INSTRUCTIONS FOR THE TASK: Identify the lines holding "accent" and copy them.

EXTRACTED DATA:
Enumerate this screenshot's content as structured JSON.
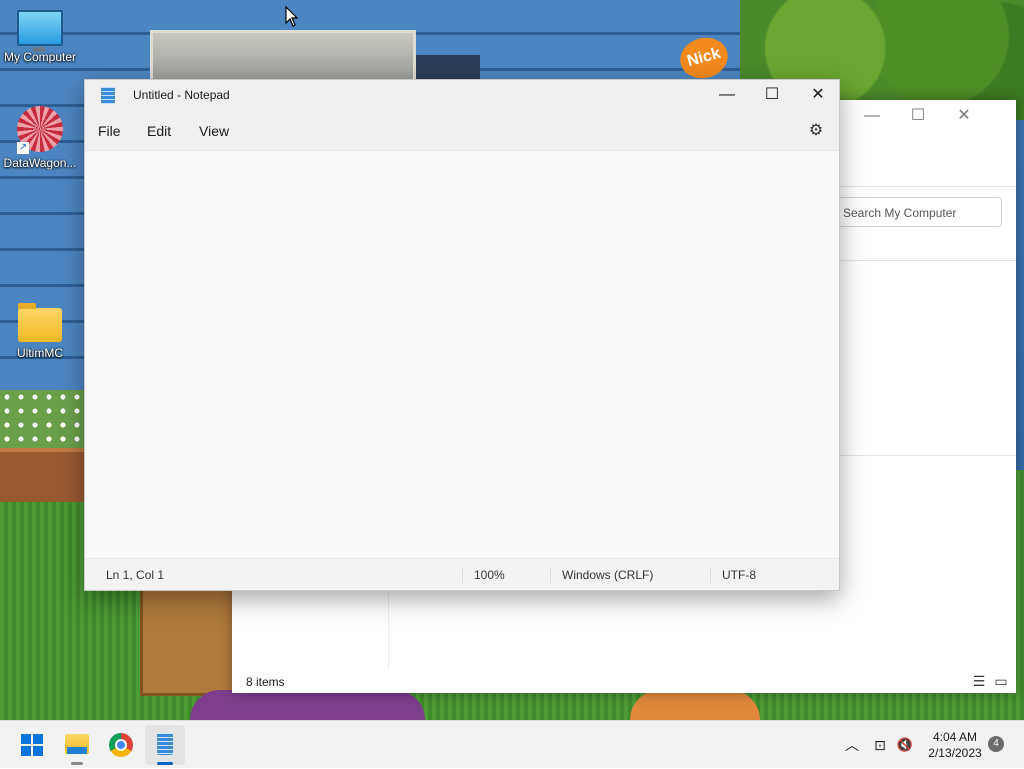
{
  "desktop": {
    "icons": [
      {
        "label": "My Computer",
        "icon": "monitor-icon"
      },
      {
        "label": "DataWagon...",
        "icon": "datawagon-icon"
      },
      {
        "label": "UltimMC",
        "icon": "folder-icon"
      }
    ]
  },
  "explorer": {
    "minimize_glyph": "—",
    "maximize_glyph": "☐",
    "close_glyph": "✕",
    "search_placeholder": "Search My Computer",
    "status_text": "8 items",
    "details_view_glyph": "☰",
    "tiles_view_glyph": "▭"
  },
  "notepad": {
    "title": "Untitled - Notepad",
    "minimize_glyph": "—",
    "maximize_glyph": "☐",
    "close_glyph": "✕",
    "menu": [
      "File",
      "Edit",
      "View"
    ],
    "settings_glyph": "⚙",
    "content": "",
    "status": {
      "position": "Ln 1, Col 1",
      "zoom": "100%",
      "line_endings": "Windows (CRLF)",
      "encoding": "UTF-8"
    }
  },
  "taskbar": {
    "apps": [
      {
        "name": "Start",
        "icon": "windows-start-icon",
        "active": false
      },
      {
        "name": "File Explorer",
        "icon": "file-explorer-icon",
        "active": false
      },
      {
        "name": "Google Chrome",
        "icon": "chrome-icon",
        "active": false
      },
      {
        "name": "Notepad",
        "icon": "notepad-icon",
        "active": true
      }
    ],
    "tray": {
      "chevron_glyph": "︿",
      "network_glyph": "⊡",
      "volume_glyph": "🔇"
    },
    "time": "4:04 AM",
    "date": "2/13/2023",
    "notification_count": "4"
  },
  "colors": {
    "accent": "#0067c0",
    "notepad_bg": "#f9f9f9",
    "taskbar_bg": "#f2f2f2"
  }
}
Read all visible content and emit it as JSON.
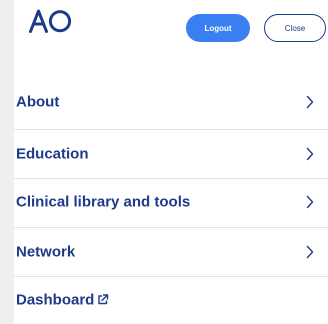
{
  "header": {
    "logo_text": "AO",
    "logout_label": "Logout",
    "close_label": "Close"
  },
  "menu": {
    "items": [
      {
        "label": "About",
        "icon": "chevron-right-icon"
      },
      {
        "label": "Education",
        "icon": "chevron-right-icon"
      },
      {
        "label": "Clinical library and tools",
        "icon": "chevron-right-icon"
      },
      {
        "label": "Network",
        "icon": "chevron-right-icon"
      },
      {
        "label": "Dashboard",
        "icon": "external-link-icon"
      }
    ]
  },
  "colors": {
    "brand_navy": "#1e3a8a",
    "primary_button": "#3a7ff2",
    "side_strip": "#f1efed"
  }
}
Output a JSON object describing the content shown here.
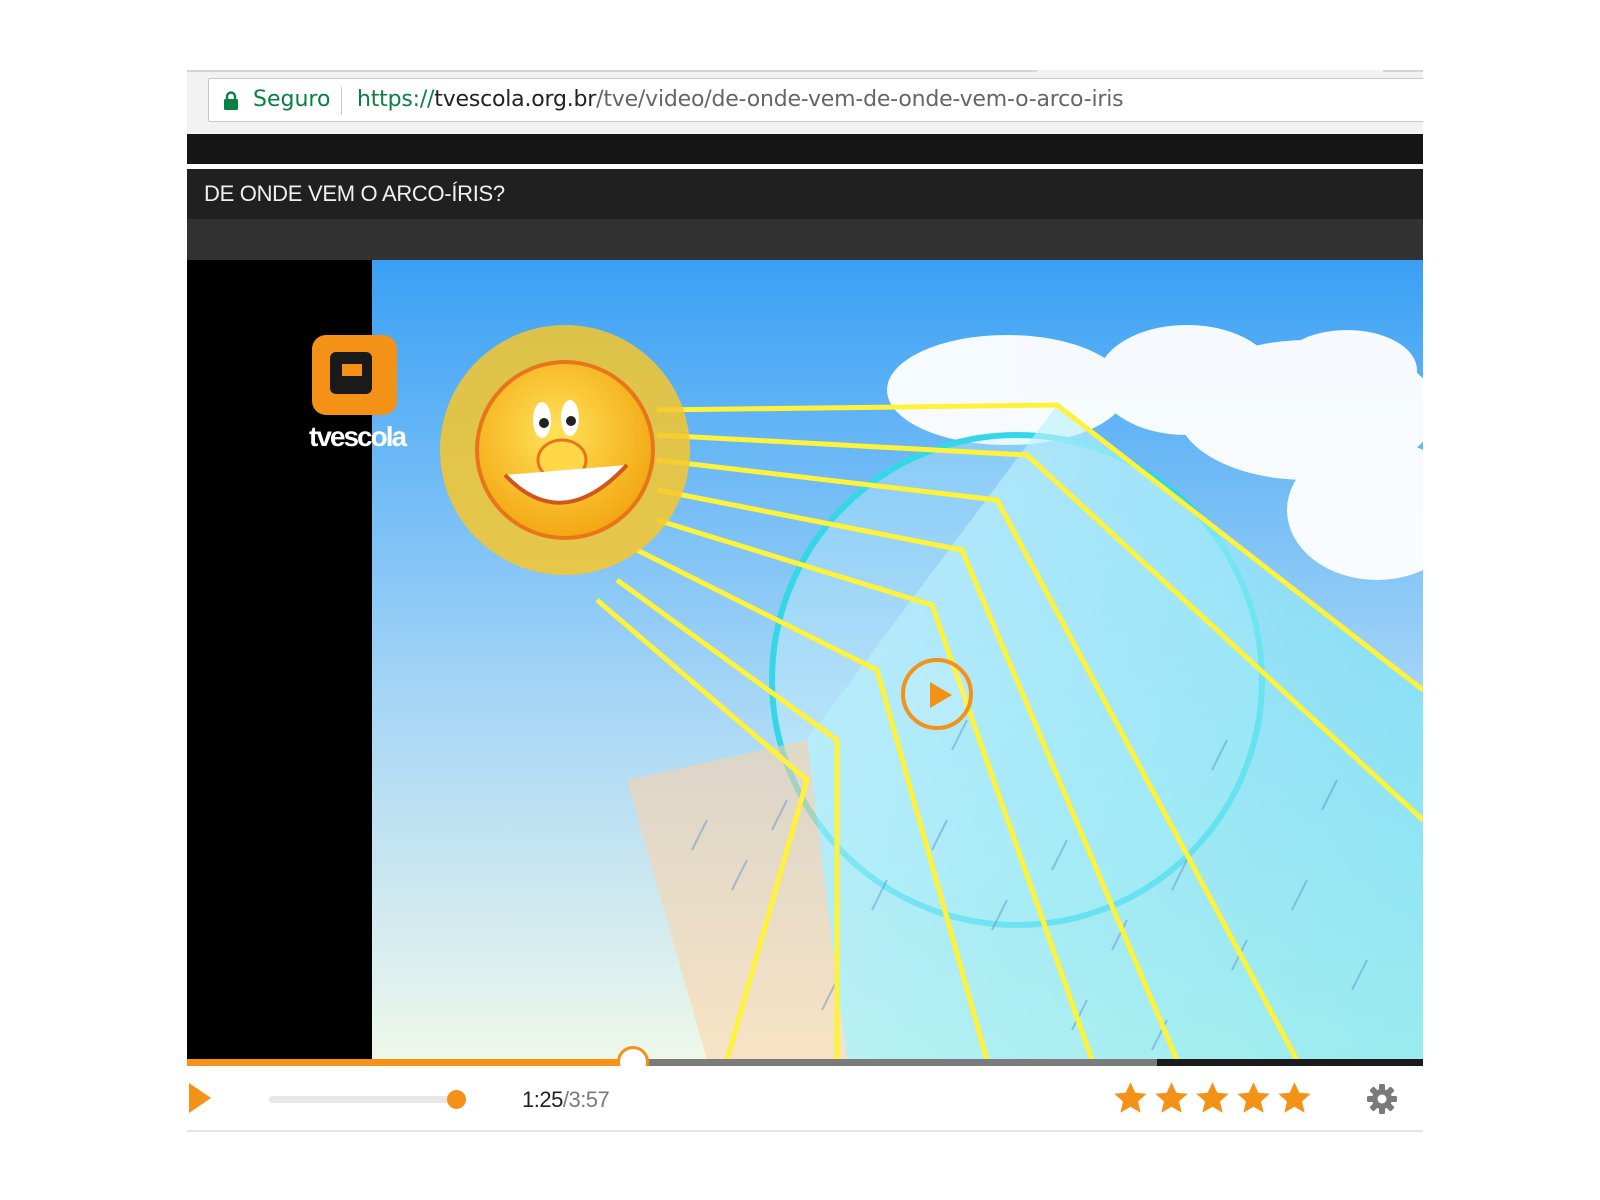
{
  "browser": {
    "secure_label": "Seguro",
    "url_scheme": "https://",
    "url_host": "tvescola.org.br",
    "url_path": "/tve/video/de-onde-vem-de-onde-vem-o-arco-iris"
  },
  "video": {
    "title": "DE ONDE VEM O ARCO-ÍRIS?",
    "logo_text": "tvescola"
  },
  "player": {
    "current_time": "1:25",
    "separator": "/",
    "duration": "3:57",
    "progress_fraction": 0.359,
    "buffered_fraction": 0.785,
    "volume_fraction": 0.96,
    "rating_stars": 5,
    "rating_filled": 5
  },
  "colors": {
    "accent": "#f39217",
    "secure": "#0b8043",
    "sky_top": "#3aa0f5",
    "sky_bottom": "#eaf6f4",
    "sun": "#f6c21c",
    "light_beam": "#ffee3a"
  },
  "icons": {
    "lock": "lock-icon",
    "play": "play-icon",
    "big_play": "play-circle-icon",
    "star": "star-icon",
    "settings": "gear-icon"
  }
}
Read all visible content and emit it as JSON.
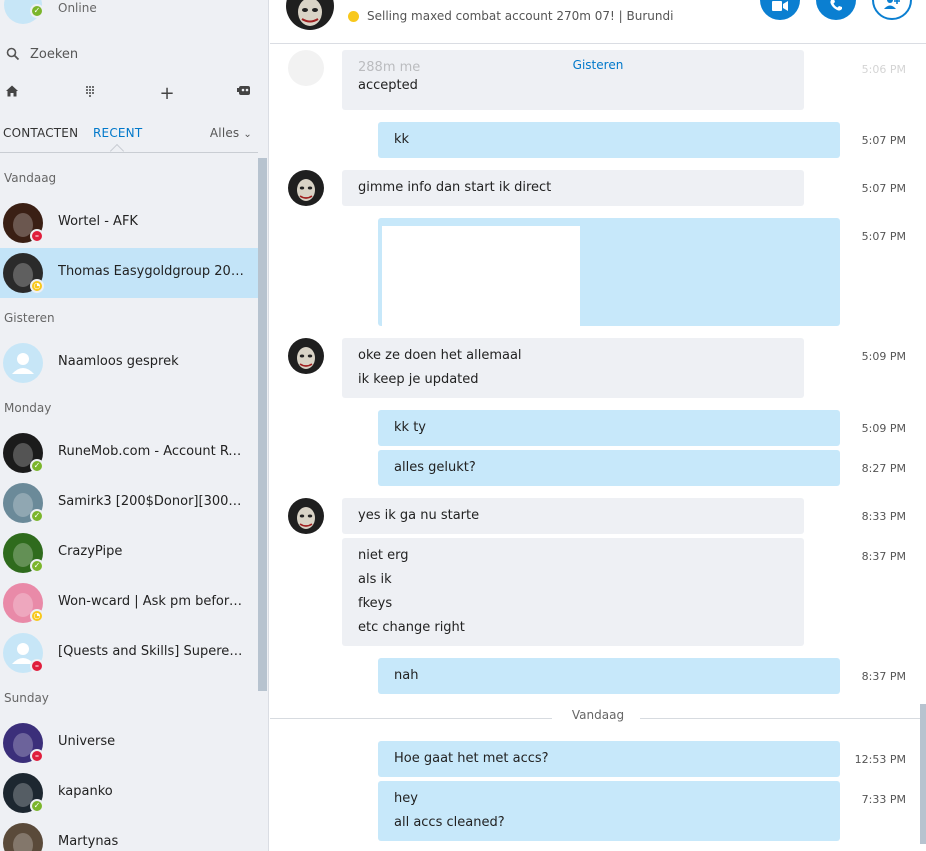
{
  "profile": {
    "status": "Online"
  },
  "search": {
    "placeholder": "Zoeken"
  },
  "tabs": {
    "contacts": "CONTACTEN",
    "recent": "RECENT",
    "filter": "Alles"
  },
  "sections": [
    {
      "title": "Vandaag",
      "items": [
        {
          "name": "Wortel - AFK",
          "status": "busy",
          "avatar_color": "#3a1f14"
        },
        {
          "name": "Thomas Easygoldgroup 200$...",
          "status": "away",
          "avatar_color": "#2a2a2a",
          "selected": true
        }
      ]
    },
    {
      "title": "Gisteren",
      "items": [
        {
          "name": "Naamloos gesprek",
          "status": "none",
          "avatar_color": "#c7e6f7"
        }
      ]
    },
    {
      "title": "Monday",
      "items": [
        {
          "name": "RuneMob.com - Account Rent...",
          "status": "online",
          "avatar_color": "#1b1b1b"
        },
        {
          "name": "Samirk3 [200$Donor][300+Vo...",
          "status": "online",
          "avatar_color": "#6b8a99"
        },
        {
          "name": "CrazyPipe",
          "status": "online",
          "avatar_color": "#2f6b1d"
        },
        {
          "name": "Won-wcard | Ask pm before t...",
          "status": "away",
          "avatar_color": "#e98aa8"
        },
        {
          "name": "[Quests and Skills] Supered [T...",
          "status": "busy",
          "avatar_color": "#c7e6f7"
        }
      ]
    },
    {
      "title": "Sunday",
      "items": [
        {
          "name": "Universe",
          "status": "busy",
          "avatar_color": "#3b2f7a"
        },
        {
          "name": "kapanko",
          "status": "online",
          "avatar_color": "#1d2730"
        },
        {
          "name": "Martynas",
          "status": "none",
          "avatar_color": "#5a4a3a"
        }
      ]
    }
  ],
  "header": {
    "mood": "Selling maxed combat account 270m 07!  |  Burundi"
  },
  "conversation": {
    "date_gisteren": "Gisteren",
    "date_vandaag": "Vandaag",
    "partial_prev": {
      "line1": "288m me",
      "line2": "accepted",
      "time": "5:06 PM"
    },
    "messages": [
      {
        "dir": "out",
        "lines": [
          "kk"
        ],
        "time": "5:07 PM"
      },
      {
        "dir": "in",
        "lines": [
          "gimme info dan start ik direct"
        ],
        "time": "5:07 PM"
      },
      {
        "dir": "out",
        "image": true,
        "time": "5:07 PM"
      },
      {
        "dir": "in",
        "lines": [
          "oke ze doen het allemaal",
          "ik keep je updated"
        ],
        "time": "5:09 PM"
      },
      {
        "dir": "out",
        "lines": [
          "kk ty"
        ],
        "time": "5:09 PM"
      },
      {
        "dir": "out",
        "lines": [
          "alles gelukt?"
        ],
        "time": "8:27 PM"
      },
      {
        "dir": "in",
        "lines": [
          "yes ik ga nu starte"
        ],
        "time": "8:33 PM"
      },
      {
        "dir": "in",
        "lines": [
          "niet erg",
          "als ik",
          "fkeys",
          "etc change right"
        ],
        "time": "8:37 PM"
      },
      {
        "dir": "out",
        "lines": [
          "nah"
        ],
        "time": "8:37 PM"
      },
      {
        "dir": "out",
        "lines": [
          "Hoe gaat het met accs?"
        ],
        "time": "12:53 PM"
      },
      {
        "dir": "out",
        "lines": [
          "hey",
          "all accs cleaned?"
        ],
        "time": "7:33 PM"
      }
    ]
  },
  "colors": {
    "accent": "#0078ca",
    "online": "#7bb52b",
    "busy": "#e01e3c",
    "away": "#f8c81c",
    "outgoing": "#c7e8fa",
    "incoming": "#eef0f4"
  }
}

FINISHED ANSWER:
    "accent": "#0067c0",
    "accent": "#f39217",
    "accent": "#0078ca",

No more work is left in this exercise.